== Text provided

Health Insurance and Healthcare
The goal for today’s class is to understand the demand for healthcare and health insurance, as well as the complexities of health insurance choice. Focus areas and selected papers for this class are listed below.
Demand for Healthcare and Health Insurance: The RAND and Oregon Experiments
The RAND Health Insurance Experiment (HIE) was conducted between 1974 and 1982 and was one of the largest and most comprehensive studies of its time, randomly assigning families to different health insurance plans with varying levels of cost-sharing to assess the impact on healthcare utilization and outcomes. In a more recent experiment, a limited number of Medicaid slots were allocated through a lottery to low-income adults in Oregon. This lottery system essentially created a randomized controlled experiment, allowing the researchers to compare outcomes between those who received Medicaid coverage and those who did not. We’ll discuss the RAND HI via Aron-Dine, Einav, and Finkelstein (2013), and we’ll discuss the Oregon Medicaid experiment with Finkelstein et al. (2012).
Complexities of Health Insurance Choice
There are many papers examining the presence and effects of poor decision making in health insurance choice. As examples of these papers, we’ll discuss Abaluck and Gruber (2011), Jonathan D. Ketcham et al. (2012), Jonathan D. Ketcham, Kuminoff, and Powers (2016) and Abaluck and Gruber (2016). The authors show that many people make suboptimal choices when selecting health insurance plans, and the papers essentially debate the source of this “poor” decision making and the scope of improvment from government intervention. These papers collectively speak to the importance of understanding how people make decisions in health insurance markets, and the implications for designing policies that can improve outcomes and best match people to health insurance plans.

====
== Given entries

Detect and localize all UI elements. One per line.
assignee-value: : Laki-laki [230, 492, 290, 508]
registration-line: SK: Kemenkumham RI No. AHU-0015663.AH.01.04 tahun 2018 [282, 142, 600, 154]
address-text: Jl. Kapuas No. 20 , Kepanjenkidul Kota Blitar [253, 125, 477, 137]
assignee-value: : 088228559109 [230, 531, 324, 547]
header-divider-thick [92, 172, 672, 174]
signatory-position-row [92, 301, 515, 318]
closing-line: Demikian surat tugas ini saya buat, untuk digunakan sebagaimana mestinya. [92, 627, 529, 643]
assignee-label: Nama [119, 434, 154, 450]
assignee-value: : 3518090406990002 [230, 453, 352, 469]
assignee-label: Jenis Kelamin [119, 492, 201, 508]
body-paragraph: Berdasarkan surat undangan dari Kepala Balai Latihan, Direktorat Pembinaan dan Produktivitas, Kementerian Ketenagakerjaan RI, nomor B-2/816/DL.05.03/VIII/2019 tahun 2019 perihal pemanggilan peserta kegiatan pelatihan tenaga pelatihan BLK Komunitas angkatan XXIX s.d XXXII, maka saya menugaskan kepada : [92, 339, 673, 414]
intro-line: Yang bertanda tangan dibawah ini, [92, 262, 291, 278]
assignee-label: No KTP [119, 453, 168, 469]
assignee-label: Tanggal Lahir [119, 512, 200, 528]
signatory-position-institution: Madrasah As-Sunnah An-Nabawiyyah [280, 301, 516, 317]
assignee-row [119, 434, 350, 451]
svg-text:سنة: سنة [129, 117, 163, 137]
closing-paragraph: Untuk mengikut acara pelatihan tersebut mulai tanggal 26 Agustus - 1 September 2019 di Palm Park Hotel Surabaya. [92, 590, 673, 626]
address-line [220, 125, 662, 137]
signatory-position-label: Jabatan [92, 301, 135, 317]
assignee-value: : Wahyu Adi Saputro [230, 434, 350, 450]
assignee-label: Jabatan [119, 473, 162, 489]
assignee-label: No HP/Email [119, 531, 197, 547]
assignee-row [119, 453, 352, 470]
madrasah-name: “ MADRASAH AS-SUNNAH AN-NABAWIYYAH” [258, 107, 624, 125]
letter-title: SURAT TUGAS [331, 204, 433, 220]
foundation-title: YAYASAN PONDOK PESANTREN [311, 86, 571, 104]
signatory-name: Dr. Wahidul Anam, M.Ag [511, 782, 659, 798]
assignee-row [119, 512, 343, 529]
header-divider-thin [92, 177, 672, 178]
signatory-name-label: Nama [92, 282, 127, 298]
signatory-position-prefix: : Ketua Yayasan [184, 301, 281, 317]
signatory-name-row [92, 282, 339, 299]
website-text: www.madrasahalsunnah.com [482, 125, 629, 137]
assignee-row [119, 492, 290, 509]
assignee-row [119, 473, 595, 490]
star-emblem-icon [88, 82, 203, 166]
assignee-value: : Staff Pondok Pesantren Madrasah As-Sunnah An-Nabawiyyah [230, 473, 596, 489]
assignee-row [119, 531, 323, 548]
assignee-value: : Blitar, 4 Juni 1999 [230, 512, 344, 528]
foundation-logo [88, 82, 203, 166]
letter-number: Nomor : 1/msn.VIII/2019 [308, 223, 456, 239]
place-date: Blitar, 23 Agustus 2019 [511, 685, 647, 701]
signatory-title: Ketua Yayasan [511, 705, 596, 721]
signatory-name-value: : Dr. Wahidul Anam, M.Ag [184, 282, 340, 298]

====

* _Tasks to carry out_
**A.** From the health insurance class overview, please extract the passage starting at "Demand for Healthcare and Health Insurance: The" and ending at "et al. (2012).", copying it word for word.
**B.** Summarize the health insurance class overview in two sentences.

* _Solutions_
**A.**
Demand for Healthcare and Health Insurance: The RAND and Oregon Experiments
The RAND Health Insurance Experiment (HIE) was conducted between 1974 and 1982 and was one of the largest and most comprehensive studies of its time, randomly assigning families to different health insurance plans with varying levels of cost-sharing to assess the impact on healthcare utilization and outcomes. In a more recent experiment, a limited number of Medicaid slots were allocated through a lottery to low-income adults in Oregon. This lottery system essentially created a randomized controlled experiment, allowing the researchers to compare outcomes between those who received Medicaid coverage and those who did not. We’ll discuss the RAND HI via Aron-Dine, Einav, and Finkelstein (2013), and we’ll discuss the Oregon Medicaid experiment with Finkelstein et al. (2012).

**B.** The class aims to explain the demand for healthcare and health insurance through the RAND Health Insurance Experiment, which randomly assigned families to plans with different levels of cost-sharing, and the Oregon Medicaid lottery, which let researchers compare people who received coverage with people who did not. It also covers papers showing that many people make suboptimal choices when selecting health insurance plans, which debate the source of this decision making and how much government intervention could improve it.